#### What the task asks:
Below are the entries; state how many of their lines contain the string "Instructor", and nothing more.

#### Given records:
================
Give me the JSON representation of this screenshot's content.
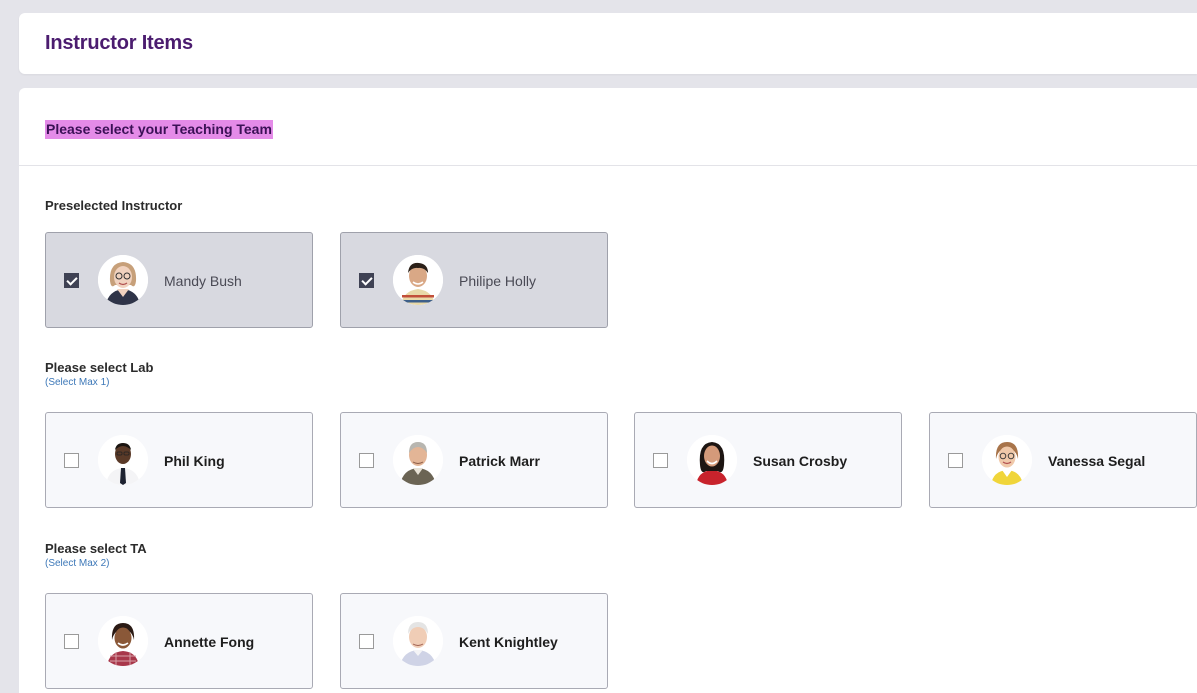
{
  "header": {
    "title": "Instructor Items"
  },
  "main": {
    "team_heading": "Please select your Teaching Team",
    "preselected": {
      "label": "Preselected Instructor",
      "people": [
        {
          "name": "Mandy Bush",
          "checked": true,
          "avatar": "avatar-woman-glasses"
        },
        {
          "name": "Philipe Holly",
          "checked": true,
          "avatar": "avatar-man-striped-shirt"
        }
      ]
    },
    "lab": {
      "label": "Please select Lab",
      "sub": "(Select Max 1)",
      "people": [
        {
          "name": "Phil King",
          "checked": false,
          "avatar": "avatar-man-tie"
        },
        {
          "name": "Patrick Marr",
          "checked": false,
          "avatar": "avatar-man-gray-hair"
        },
        {
          "name": "Susan Crosby",
          "checked": false,
          "avatar": "avatar-woman-red-top"
        },
        {
          "name": "Vanessa Segal",
          "checked": false,
          "avatar": "avatar-woman-yellow-top"
        }
      ]
    },
    "ta": {
      "label": "Please select TA",
      "sub": "(Select Max 2)",
      "people": [
        {
          "name": "Annette Fong",
          "checked": false,
          "avatar": "avatar-woman-plaid-shirt"
        },
        {
          "name": "Kent Knightley",
          "checked": false,
          "avatar": "avatar-man-white-hair"
        }
      ]
    }
  },
  "colors": {
    "title": "#4b1c6f",
    "highlight": "#e48be8",
    "selected_card": "#d8d9e0",
    "unselected_card": "#f7f8fb",
    "sub_label": "#3d78b8"
  }
}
================
#### Correct output:
2